| WHAT THE EXERCISE ASKS |
Return the entries below in their exact form, leaving the pictures out.

** BEGIN PROVIDED MATERIAL **

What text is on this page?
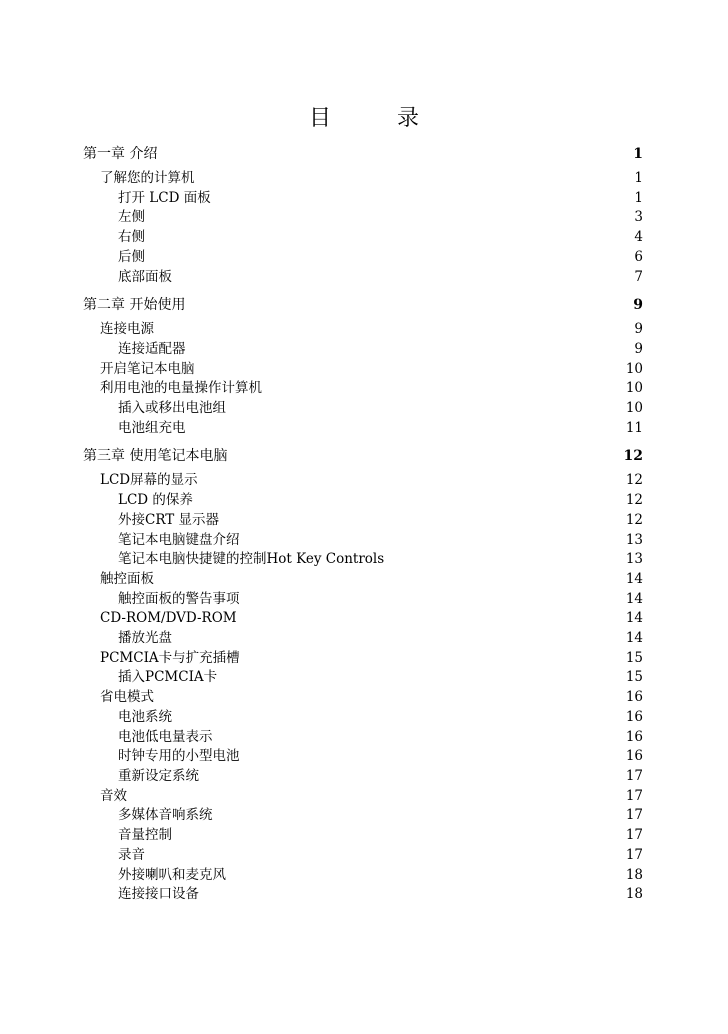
目　录
第一章 介绍	1
了解您的计算机	1
打开 LCD 面板	1
左侧	3
右侧	4
后侧	6
底部面板	7
第二章 开始使用	9
连接电源	9
连接适配器	9
开启笔记本电脑	10
利用电池的电量操作计算机	10
插入或移出电池组	10
电池组充电	11
第三章 使用笔记本电脑	12
LCD屏幕的显示	12
LCD 的保养	12
外接CRT 显示器	12
笔记本电脑键盘介绍	13
笔记本电脑快捷键的控制Hot Key Controls	13
触控面板	14
触控面板的警告事项	14
CD-ROM/DVD-ROM	14
播放光盘	14
PCMCIA卡与扩充插槽	15
插入PCMCIA卡	15
省电模式	16
电池系统	16
电池低电量表示	16
时钟专用的小型电池	16
重新设定系统	17
音效	17
多媒体音响系统	17
音量控制	17
录音	17
外接喇叭和麦克风	18
连接接口设备	18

** END PROVIDED MATERIAL **

| TASK ANSWER |
What text is on this page?
目　录
第一章 介绍	1
了解您的计算机	1
打开 LCD 面板	1
左侧	3
右侧	4
后侧	6
底部面板	7
第二章 开始使用	9
连接电源	9
连接适配器	9
开启笔记本电脑	10
利用电池的电量操作计算机	10
插入或移出电池组	10
电池组充电	11
第三章 使用笔记本电脑	12
LCD屏幕的显示	12
LCD 的保养	12
外接CRT 显示器	12
笔记本电脑键盘介绍	13
笔记本电脑快捷键的控制Hot Key Controls	13
触控面板	14
触控面板的警告事项	14
CD-ROM/DVD-ROM	14
播放光盘	14
PCMCIA卡与扩充插槽	15
插入PCMCIA卡	15
省电模式	16
电池系统	16
电池低电量表示	16
时钟专用的小型电池	16
重新设定系统	17
音效	17
多媒体音响系统	17
音量控制	17
录音	17
外接喇叭和麦克风	18
连接接口设备	18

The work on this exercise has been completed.